▶ [Goal of the exercise] Wherever the word "apparentibus" appears in the entries, copy the whole line.

▶ [Extracted records]

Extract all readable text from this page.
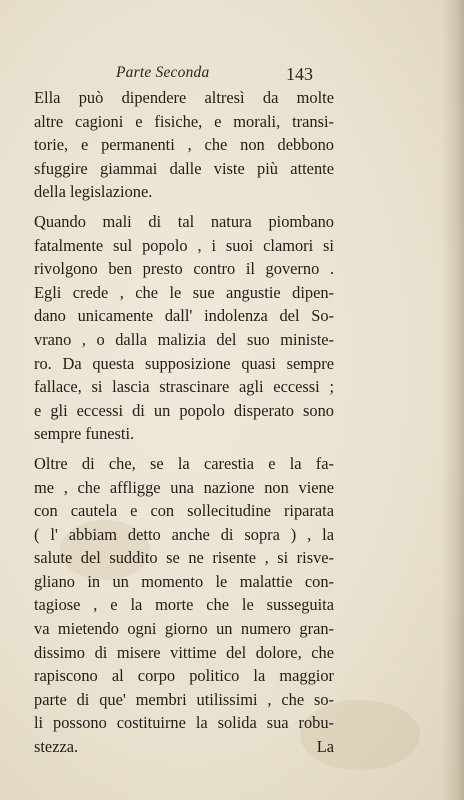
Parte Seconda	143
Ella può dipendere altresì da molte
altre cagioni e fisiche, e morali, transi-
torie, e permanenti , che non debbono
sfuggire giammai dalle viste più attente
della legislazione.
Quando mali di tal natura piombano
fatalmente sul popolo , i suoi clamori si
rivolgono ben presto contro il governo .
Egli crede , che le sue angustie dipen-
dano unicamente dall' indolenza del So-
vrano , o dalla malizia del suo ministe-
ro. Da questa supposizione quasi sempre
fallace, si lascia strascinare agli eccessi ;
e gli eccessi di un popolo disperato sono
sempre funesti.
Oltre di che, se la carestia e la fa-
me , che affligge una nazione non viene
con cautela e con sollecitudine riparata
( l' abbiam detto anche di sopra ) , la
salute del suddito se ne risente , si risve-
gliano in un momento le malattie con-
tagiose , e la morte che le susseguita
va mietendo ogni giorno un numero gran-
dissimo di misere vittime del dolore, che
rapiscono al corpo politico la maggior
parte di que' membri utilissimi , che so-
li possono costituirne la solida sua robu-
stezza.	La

--

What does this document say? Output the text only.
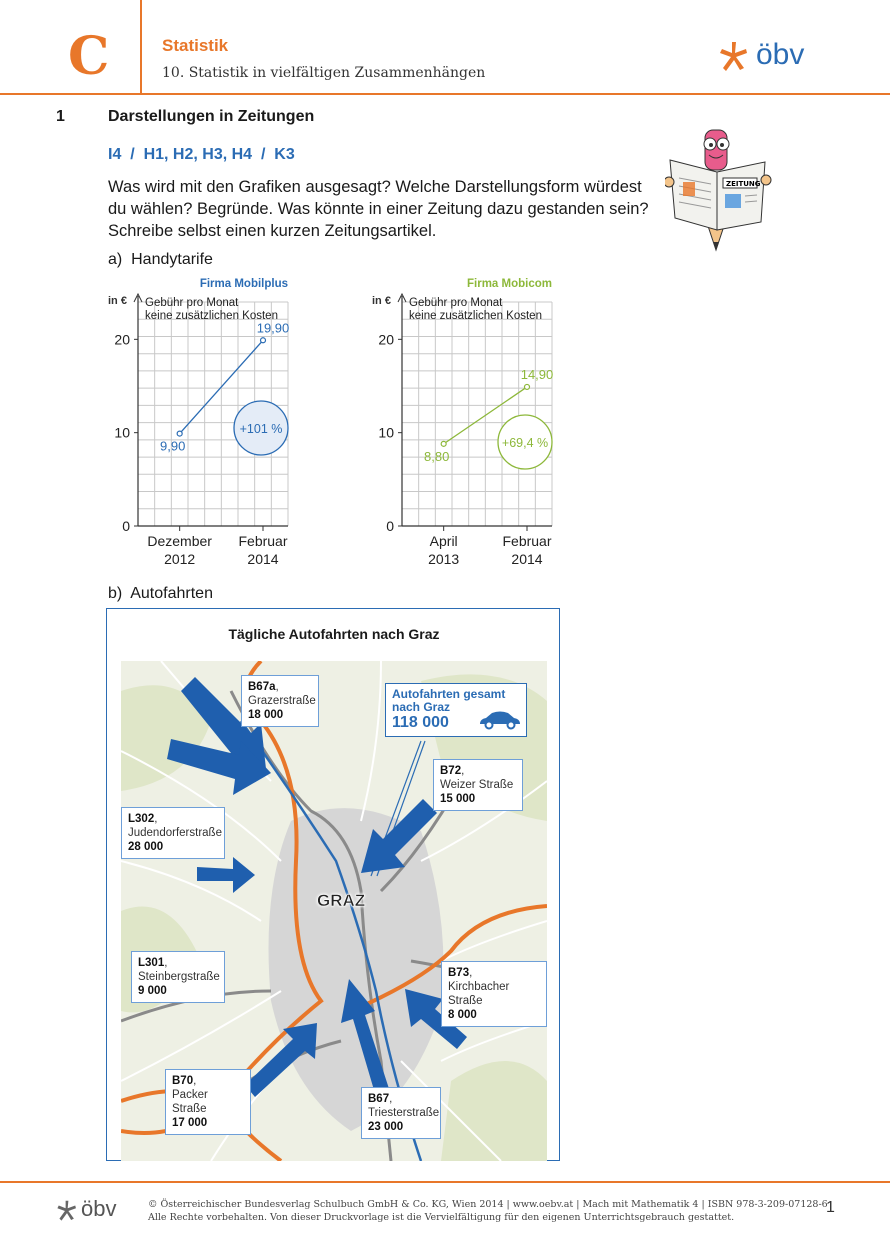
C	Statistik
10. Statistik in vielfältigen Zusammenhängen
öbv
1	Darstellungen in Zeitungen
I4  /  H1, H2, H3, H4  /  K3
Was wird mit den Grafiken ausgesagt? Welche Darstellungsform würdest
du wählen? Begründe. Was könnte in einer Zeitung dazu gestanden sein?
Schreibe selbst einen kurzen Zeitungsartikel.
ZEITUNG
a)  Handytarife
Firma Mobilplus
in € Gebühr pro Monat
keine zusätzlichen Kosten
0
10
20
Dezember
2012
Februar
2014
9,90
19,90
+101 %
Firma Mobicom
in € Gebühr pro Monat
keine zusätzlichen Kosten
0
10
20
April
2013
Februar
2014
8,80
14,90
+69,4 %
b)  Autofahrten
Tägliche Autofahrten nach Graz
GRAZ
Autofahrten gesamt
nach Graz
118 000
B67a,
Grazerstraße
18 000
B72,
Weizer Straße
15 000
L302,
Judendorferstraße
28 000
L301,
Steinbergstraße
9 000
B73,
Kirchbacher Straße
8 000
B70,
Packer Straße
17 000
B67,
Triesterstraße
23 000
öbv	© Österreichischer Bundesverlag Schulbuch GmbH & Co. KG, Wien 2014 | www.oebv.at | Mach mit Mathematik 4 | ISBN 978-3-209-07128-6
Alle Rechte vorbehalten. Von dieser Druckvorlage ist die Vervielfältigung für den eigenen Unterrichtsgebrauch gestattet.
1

---

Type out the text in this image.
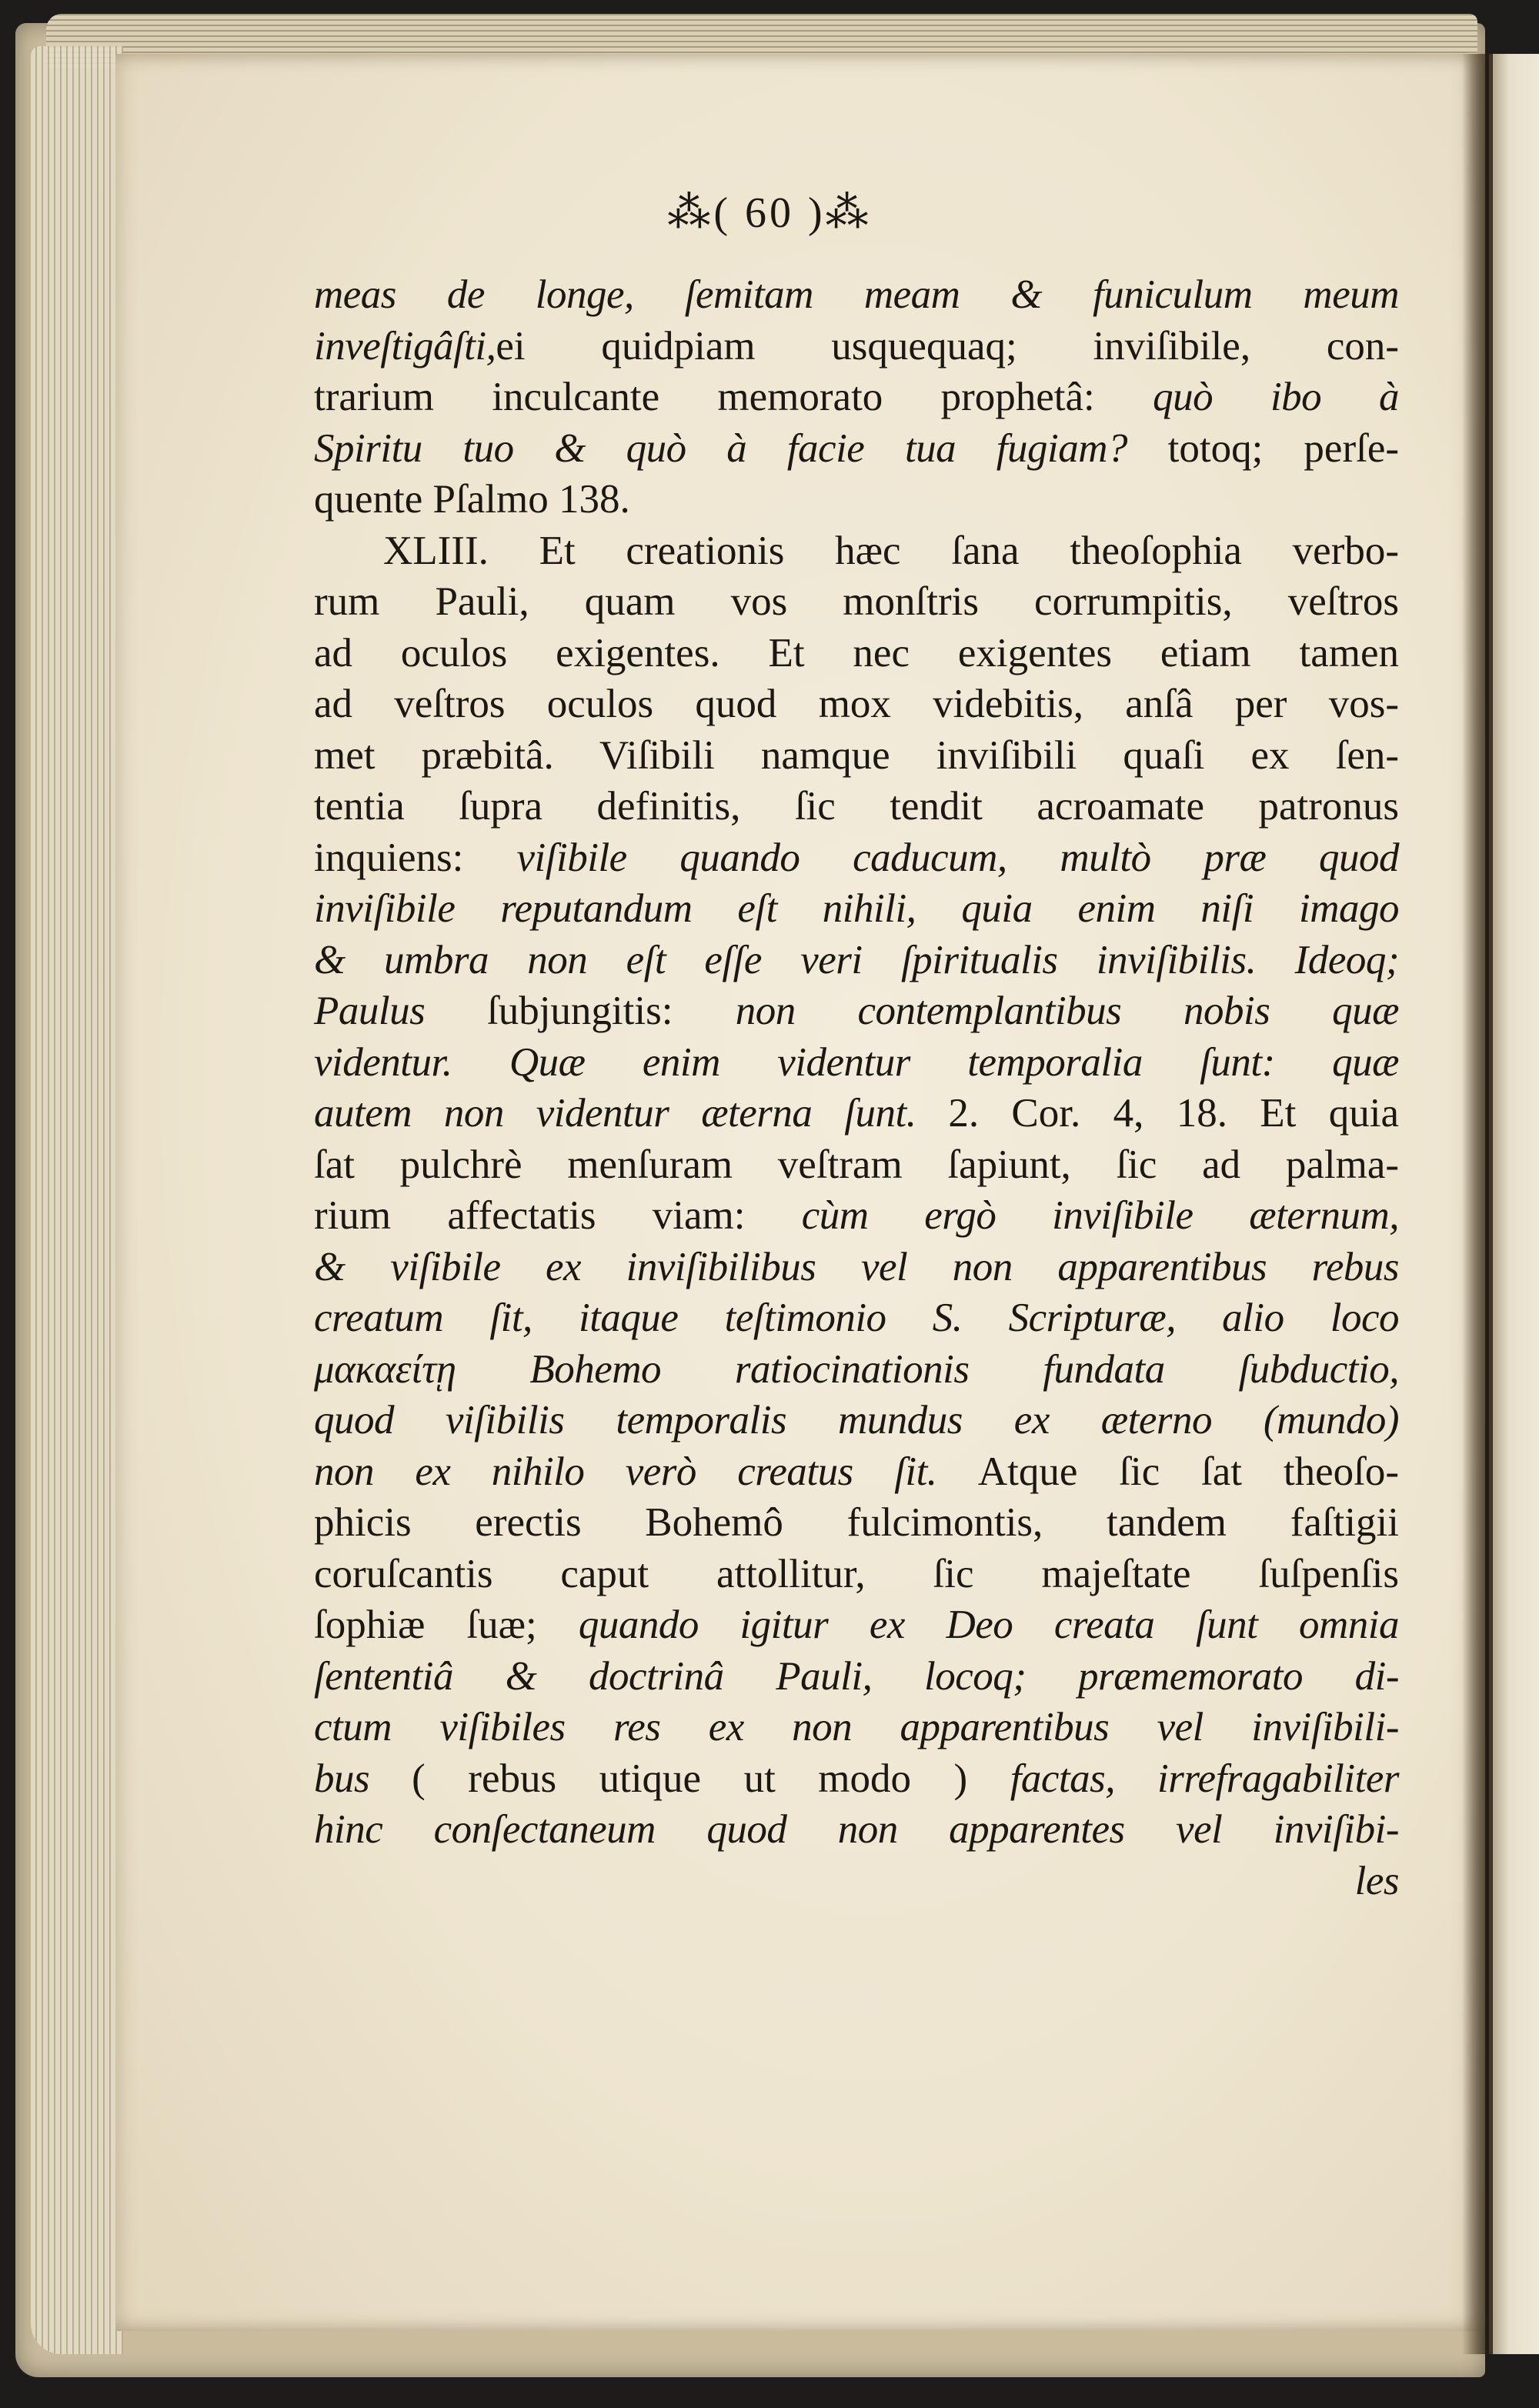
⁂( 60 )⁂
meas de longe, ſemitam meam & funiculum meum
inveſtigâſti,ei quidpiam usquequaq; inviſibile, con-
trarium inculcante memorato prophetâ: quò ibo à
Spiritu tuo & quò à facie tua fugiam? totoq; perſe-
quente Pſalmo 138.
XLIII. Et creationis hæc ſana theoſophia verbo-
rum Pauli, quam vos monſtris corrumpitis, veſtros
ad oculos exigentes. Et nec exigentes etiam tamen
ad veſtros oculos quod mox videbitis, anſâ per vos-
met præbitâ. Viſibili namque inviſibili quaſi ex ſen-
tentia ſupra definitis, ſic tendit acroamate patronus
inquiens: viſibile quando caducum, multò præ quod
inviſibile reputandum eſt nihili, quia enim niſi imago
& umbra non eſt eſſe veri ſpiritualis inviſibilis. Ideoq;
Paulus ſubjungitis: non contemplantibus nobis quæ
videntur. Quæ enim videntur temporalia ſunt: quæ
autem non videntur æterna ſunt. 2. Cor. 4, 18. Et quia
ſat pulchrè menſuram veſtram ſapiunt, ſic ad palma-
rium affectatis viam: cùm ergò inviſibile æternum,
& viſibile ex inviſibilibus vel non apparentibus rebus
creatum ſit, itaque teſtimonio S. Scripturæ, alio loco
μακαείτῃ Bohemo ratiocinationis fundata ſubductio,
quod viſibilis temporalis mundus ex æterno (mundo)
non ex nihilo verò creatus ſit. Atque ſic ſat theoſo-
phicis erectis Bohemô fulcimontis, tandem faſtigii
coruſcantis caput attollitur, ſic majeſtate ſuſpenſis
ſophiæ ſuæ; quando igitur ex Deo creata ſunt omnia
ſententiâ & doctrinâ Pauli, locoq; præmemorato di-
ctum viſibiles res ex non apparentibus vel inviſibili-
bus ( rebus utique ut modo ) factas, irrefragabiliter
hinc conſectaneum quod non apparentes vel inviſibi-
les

▶ [Correct answer]
& viſibile ex inviſibilibus vel non apparentibus rebus
ctum viſibiles res ex non apparentibus vel inviſibili-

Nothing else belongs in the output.